* **Direction**:
Repeat the entire listing exactly.

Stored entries
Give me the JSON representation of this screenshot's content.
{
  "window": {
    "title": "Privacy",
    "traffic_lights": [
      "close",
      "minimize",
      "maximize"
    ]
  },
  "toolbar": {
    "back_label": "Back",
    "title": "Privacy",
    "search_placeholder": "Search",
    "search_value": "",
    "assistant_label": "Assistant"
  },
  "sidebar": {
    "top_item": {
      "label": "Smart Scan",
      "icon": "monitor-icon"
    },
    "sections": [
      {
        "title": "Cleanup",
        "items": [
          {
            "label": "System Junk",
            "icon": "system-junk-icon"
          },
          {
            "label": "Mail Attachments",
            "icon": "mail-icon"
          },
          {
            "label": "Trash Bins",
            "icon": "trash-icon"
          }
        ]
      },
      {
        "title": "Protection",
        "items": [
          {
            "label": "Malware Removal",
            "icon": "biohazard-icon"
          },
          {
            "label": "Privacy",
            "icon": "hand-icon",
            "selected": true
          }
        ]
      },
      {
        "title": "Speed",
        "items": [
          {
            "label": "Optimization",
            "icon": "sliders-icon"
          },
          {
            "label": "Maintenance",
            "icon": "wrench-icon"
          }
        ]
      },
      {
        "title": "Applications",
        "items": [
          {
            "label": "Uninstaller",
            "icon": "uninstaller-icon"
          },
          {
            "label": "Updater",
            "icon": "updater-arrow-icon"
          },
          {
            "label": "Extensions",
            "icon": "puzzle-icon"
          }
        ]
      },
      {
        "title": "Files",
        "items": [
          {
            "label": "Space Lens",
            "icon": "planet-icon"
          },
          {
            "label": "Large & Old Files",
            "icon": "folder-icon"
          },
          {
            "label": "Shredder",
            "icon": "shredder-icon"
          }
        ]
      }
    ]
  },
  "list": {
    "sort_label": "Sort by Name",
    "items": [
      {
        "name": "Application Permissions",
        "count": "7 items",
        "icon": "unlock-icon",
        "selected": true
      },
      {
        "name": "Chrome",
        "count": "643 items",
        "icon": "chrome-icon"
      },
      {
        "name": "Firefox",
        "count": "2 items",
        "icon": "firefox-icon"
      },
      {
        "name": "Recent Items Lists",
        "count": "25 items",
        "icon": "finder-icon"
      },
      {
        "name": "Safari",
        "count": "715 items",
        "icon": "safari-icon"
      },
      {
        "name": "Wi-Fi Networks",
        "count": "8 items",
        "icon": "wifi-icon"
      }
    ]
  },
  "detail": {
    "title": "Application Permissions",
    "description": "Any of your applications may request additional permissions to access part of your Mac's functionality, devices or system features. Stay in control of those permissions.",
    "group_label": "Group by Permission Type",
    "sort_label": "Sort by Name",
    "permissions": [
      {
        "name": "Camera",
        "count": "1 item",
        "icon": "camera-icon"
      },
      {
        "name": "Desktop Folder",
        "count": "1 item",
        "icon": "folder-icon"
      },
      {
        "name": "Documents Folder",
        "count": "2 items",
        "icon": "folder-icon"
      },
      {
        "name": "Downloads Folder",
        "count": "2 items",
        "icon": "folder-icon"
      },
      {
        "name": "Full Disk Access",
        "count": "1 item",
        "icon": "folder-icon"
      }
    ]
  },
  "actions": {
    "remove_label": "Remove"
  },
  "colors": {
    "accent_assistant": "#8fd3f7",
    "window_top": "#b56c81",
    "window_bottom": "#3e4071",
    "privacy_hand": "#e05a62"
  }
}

* **Result for this task**:
Give me the JSON representation of this screenshot's content.
{
  "window": {
    "title": "Privacy",
    "traffic_lights": [
      "close",
      "minimize",
      "maximize"
    ]
  },
  "toolbar": {
    "back_label": "Back",
    "title": "Privacy",
    "search_placeholder": "Search",
    "search_value": "",
    "assistant_label": "Assistant"
  },
  "sidebar": {
    "top_item": {
      "label": "Smart Scan",
      "icon": "monitor-icon"
    },
    "sections": [
      {
        "title": "Cleanup",
        "items": [
          {
            "label": "System Junk",
            "icon": "system-junk-icon"
          },
          {
            "label": "Mail Attachments",
            "icon": "mail-icon"
          },
          {
            "label": "Trash Bins",
            "icon": "trash-icon"
          }
        ]
      },
      {
        "title": "Protection",
        "items": [
          {
            "label": "Malware Removal",
            "icon": "biohazard-icon"
          },
          {
            "label": "Privacy",
            "icon": "hand-icon",
            "selected": true
          }
        ]
      },
      {
        "title": "Speed",
        "items": [
          {
            "label": "Optimization",
            "icon": "sliders-icon"
          },
          {
            "label": "Maintenance",
            "icon": "wrench-icon"
          }
        ]
      },
      {
        "title": "Applications",
        "items": [
          {
            "label": "Uninstaller",
            "icon": "uninstaller-icon"
          },
          {
            "label": "Updater",
            "icon": "updater-arrow-icon"
          },
          {
            "label": "Extensions",
            "icon": "puzzle-icon"
          }
        ]
      },
      {
        "title": "Files",
        "items": [
          {
            "label": "Space Lens",
            "icon": "planet-icon"
          },
          {
            "label": "Large & Old Files",
            "icon": "folder-icon"
          },
          {
            "label": "Shredder",
            "icon": "shredder-icon"
          }
        ]
      }
    ]
  },
  "list": {
    "sort_label": "Sort by Name",
    "items": [
      {
        "name": "Application Permissions",
        "count": "7 items",
        "icon": "unlock-icon",
        "selected": true
      },
      {
        "name": "Chrome",
        "count": "643 items",
        "icon": "chrome-icon"
      },
      {
        "name": "Firefox",
        "count": "2 items",
        "icon": "firefox-icon"
      },
      {
        "name": "Recent Items Lists",
        "count": "25 items",
        "icon": "finder-icon"
      },
      {
        "name": "Safari",
        "count": "715 items",
        "icon": "safari-icon"
      },
      {
        "name": "Wi-Fi Networks",
        "count": "8 items",
        "icon": "wifi-icon"
      }
    ]
  },
  "detail": {
    "title": "Application Permissions",
    "description": "Any of your applications may request additional permissions to access part of your Mac's functionality, devices or system features. Stay in control of those permissions.",
    "group_label": "Group by Permission Type",
    "sort_label": "Sort by Name",
    "permissions": [
      {
        "name": "Camera",
        "count": "1 item",
        "icon": "camera-icon"
      },
      {
        "name": "Desktop Folder",
        "count": "1 item",
        "icon": "folder-icon"
      },
      {
        "name": "Documents Folder",
        "count": "2 items",
        "icon": "folder-icon"
      },
      {
        "name": "Downloads Folder",
        "count": "2 items",
        "icon": "folder-icon"
      },
      {
        "name": "Full Disk Access",
        "count": "1 item",
        "icon": "folder-icon"
      }
    ]
  },
  "actions": {
    "remove_label": "Remove"
  },
  "colors": {
    "accent_assistant": "#8fd3f7",
    "window_top": "#b56c81",
    "window_bottom": "#3e4071",
    "privacy_hand": "#e05a62"
  }
}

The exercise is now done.